» **Input records**
(begin)
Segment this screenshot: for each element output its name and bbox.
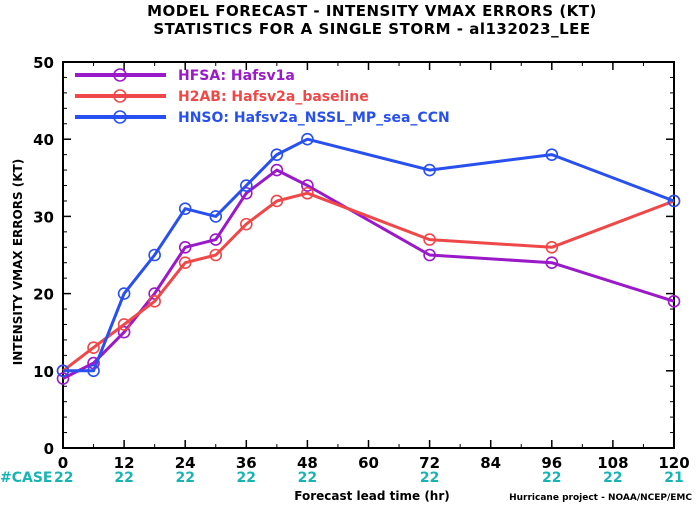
series-line (63, 137, 675, 373)
data-point (423, 163, 436, 177)
x-tick-label: 84 (480, 454, 501, 472)
y-tick-label: 50 (33, 54, 54, 72)
x-tick-label: 60 (358, 454, 379, 472)
data-point (423, 248, 436, 262)
x-tick-label: 36 (236, 454, 257, 472)
data-point (240, 217, 253, 231)
data-point (270, 148, 284, 161)
series-layer (56, 132, 681, 385)
data-point (178, 240, 192, 254)
data-point (545, 240, 559, 254)
data-point (301, 132, 314, 146)
legend: HFSA: Hafsv1a H2AB: Hafsv2a_baseline HNSO:… (75, 68, 450, 126)
data-point (209, 248, 223, 262)
data-point (148, 295, 161, 308)
data-point (178, 256, 192, 270)
data-point (301, 179, 314, 192)
legend-swatch-marker (113, 89, 127, 103)
credit-text: Hurricane project - NOAA/NCEP/EMC (509, 493, 692, 503)
data-point (240, 179, 253, 192)
data-point (270, 194, 284, 208)
legend-label: H2AB: Hafsv2a_baseline (178, 89, 369, 105)
series-line (62, 191, 675, 372)
data-point (209, 210, 223, 223)
case-counts: 22 22 22 22 22 22 22 22 21 (54, 470, 684, 486)
x-tick-label: 120 (658, 454, 689, 472)
case-count: 22 (603, 470, 622, 486)
legend-label: HNSO: Hafsv2a_NSSL_MP_sea_CCN (178, 110, 450, 126)
series-1 (56, 186, 681, 378)
x-axis: 0 12 24 36 48 60 72 84 96 108 120 (58, 62, 690, 472)
series-line (62, 168, 675, 380)
x-tick-label: 96 (541, 454, 562, 472)
case-count: 22 (54, 470, 73, 486)
chart-title: MODEL FORECAST - INTENSITY VMAX ERRORS (… (147, 2, 597, 20)
y-axis: 0 10 20 30 40 50 (33, 54, 674, 458)
data-point (148, 248, 161, 262)
case-count: 22 (114, 470, 133, 486)
data-point (87, 364, 100, 378)
y-tick-label: 40 (33, 131, 54, 149)
x-axis-label: Forecast lead time (hr) (294, 489, 450, 503)
y-tick-label: 30 (33, 208, 54, 226)
data-point (178, 202, 192, 215)
data-point (117, 318, 131, 331)
x-tick-label: 72 (419, 454, 440, 472)
data-point (270, 163, 284, 177)
legend-label: HFSA: Hafsv1a (178, 68, 295, 84)
series-0 (56, 163, 681, 385)
y-tick-label: 10 (33, 363, 54, 381)
x-tick-label: 0 (58, 454, 68, 472)
data-point (423, 233, 436, 246)
x-tick-label: 24 (175, 454, 196, 472)
case-count: 22 (237, 470, 256, 486)
data-point (545, 148, 559, 161)
legend-swatch-marker (113, 110, 127, 124)
data-point (56, 364, 70, 378)
legend-swatch-marker (113, 68, 127, 82)
case-count: 22 (420, 470, 439, 486)
case-count: 22 (298, 470, 317, 486)
data-point (117, 287, 131, 300)
case-count: 22 (175, 470, 194, 486)
case-count: 22 (542, 470, 561, 486)
y-tick-label: 20 (33, 286, 54, 304)
y-tick-label: 0 (44, 440, 54, 458)
data-point (56, 372, 70, 385)
case-count-label: #CASE (0, 470, 53, 486)
x-tick-label: 48 (297, 454, 318, 472)
data-point (87, 341, 100, 354)
x-tick-label: 108 (597, 454, 628, 472)
data-point (545, 256, 559, 270)
case-count: 21 (664, 470, 683, 486)
data-point (301, 186, 314, 200)
x-tick-label: 12 (114, 454, 135, 472)
series-2 (56, 132, 681, 378)
chart-subtitle: STATISTICS FOR A SINGLE STORM - al132023… (153, 20, 590, 38)
data-point (209, 233, 223, 246)
data-point (117, 325, 131, 339)
data-point (667, 194, 681, 208)
y-axis-label: INTENSITY VMAX ERRORS (KT) (11, 159, 25, 365)
data-point (240, 186, 253, 200)
data-point (667, 295, 681, 308)
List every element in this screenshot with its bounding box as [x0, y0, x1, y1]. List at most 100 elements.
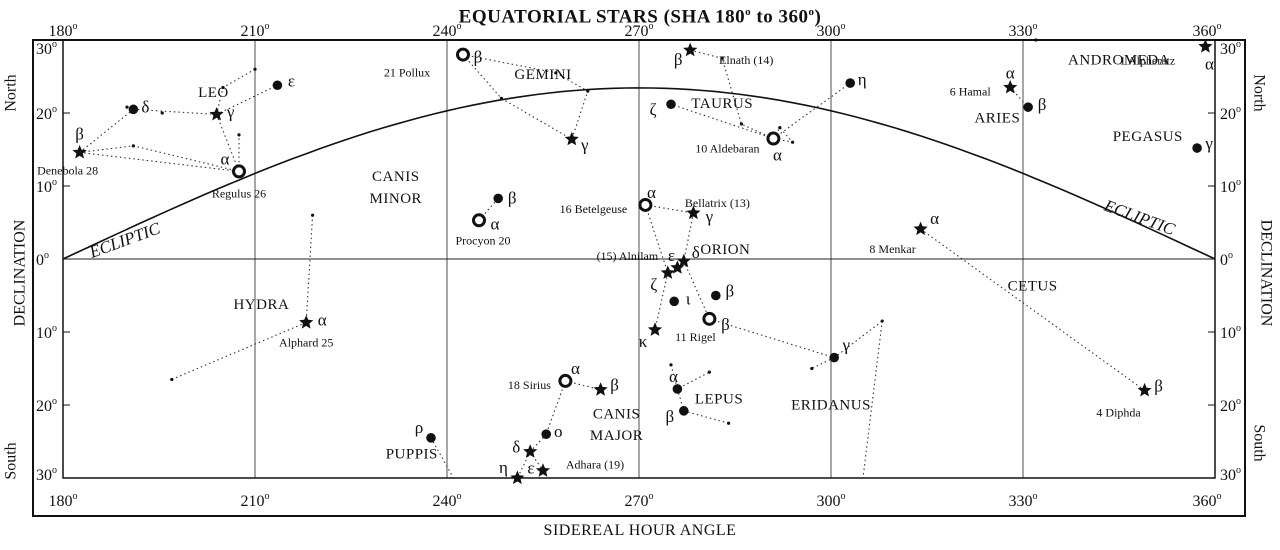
minor-star	[707, 370, 712, 374]
star-dot-taurus-eta	[845, 78, 855, 88]
minor-star	[720, 56, 724, 60]
greek-letter-elnath: β	[674, 50, 683, 69]
greek-letter-alphard: α	[318, 311, 327, 330]
constellation-line	[683, 212, 694, 262]
x-tick-label-top-300: 300o	[817, 21, 846, 40]
constellation-name-taurus-2: TAURUS	[691, 96, 753, 112]
greek-letter-taurus-eta: η	[858, 70, 867, 89]
star-name-pollux: 21 Pollux	[384, 66, 430, 80]
constellation-line	[709, 318, 883, 359]
greek-letter-puppis-rho: ρ	[415, 418, 423, 437]
x-tick-label-bottom-240: 240o	[433, 491, 462, 510]
y-axis-label-left: DECLINATION	[11, 219, 29, 327]
star-name-rigel: 11 Rigel	[675, 330, 716, 344]
greek-letter-leo-delta: δ	[141, 97, 149, 116]
star-name-alpheratz: 1 Alpheratz	[1120, 54, 1176, 68]
star-marker-alnilam	[670, 260, 685, 274]
ecliptic-curve	[62, 87, 1216, 260]
constellation-line	[133, 108, 217, 116]
constellation-name-gemini-1: GEMINI	[514, 67, 571, 83]
minor-star	[131, 144, 135, 148]
constellation-line	[654, 272, 669, 330]
y-tick-label-left-6: 30o	[36, 465, 57, 484]
constellation-line	[565, 380, 601, 391]
star-marker-elnath	[683, 42, 698, 57]
title-text: EQUATORIAL STARS (SHA 180	[458, 6, 746, 28]
star-name-aldebaran: 10 Aldebaran	[695, 142, 759, 156]
stars-layer	[72, 38, 1213, 485]
constellation-line	[430, 437, 454, 479]
y-tick-degree: o	[1236, 104, 1241, 115]
star-marker-adhara	[535, 463, 551, 477]
star-dot-orion-iota	[669, 296, 679, 307]
constellation-name-andromeda-4: ANDROMEDA	[1068, 52, 1170, 68]
chart-title: EQUATORIAL STARS (SHA 180o to 360o)	[0, 6, 1280, 28]
constellation-line	[683, 410, 729, 424]
star-name-denebola: Denebola 28	[37, 163, 98, 177]
minor-star	[237, 133, 241, 137]
star-marker-leo-gamma	[209, 107, 224, 121]
constellation-name-lepus-13: LEPUS	[695, 392, 743, 408]
greek-letter-aldebaran: α	[773, 146, 782, 165]
ecliptic-label-left: ECLIPTIC	[86, 218, 163, 262]
navigational-star-marker-aldebaran	[766, 131, 781, 146]
x-tick-degree: o	[1217, 491, 1222, 502]
y-tick-degree: o	[1236, 39, 1241, 50]
x-axis-label: SIDEREAL HOUR ANGLE	[543, 522, 737, 539]
y-tick-degree: o	[52, 323, 57, 334]
x-tick-degree: o	[457, 21, 462, 32]
y-tick-degree: o	[52, 104, 57, 115]
greek-letter-diphda: β	[1154, 376, 1163, 395]
star-marker-hamal	[1003, 80, 1018, 94]
greek-letter-saiph: κ	[639, 332, 648, 351]
constellation-name-puppis-15: PUPPIS	[386, 446, 438, 462]
y-tick-label-right-4: 10o	[1220, 323, 1241, 342]
greek-letter-orion-iota: ι	[686, 289, 691, 308]
greek-letter-taurus-zeta: ζ	[649, 100, 656, 119]
star-marker-alphard	[299, 315, 314, 329]
star-dot-eridanus-gamma	[829, 352, 839, 363]
star-name-procyon: Procyon 20	[456, 233, 511, 247]
minor-star	[125, 105, 129, 109]
greek-letter-eridanus-gamma: γ	[841, 336, 850, 355]
minor-star	[170, 377, 174, 382]
y-tick-label-right-6: 30o	[1220, 465, 1241, 484]
constellation-name-canis-6: CANIS	[372, 169, 420, 185]
star-name-hamal: 6 Hamal	[950, 84, 992, 98]
star-dot-cmi-beta	[493, 193, 504, 204]
greek-letter-alnitak: ζ	[650, 275, 657, 294]
x-tick-degree: o	[1033, 491, 1038, 502]
constellation-line	[529, 451, 544, 472]
constellation-name-leo-0: LEO	[198, 85, 229, 101]
title-degree-sup: o	[745, 6, 752, 18]
star-marker-diphda	[1137, 382, 1152, 397]
constellation-line	[773, 82, 851, 139]
constellation-name-pegasus-5: PEGASUS	[1113, 129, 1183, 145]
x-tick-label-top-180: 180o	[49, 21, 78, 40]
minor-star	[221, 85, 225, 90]
x-tick-degree: o	[73, 491, 78, 502]
constellation-name-canis-11: CANIS	[593, 406, 641, 422]
navigational-star-marker-pollux	[456, 47, 470, 62]
constellation-line	[644, 204, 669, 274]
greek-letter-orion-beta2: β	[725, 282, 734, 301]
x-tick-degree: o	[841, 491, 846, 502]
star-dot-leo-epsilon	[272, 80, 283, 91]
x-tick-label-bottom-210: 210o	[241, 491, 270, 510]
star-marker-alnitak	[660, 265, 675, 279]
minor-star	[791, 140, 795, 144]
x-tick-label-top-330: 330o	[1009, 21, 1038, 40]
greek-letter-pollux: β	[474, 48, 483, 67]
y-tick-label-right-5: 20o	[1220, 396, 1241, 415]
y-tick-label-right-1: 20o	[1220, 104, 1241, 123]
minor-star	[669, 363, 673, 367]
x-tick-label-bottom-330: 330o	[1009, 491, 1038, 510]
north-label-right: North	[1250, 74, 1268, 112]
x-tick-degree: o	[457, 491, 462, 502]
y-tick-label-left-0: 30o	[36, 39, 57, 58]
star-marker-denebola	[72, 144, 87, 159]
constellation-line	[862, 321, 883, 479]
minor-star	[727, 421, 731, 425]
(end)
» **Stated exercise**
Convert the material from the line with "series-line (63, 137, 675, 373)" to the line with "data-point (270, 148, 284, 161)", both included, into a Markdown table with the columns Row and Line, numbering each line and leaving out any blank lines.

» **Output below**
| Row | Line |
|---|---|
| 1 | series-line (63, 137, 675, 373) |
| 2 | data-point (423, 163, 436, 177) |
| 3 | x-tick-label: 84 (480, 454, 501, 472) |
| 4 | y-tick-label: 50 (33, 54, 54, 72) |
| 5 | x-tick-label: 60 (358, 454, 379, 472) |
| 6 | data-point (423, 248, 436, 262) |
| 7 | x-tick-label: 36 (236, 454, 257, 472) |
| 8 | data-point (240, 217, 253, 231) |
| 9 | data-point (270, 148, 284, 161) |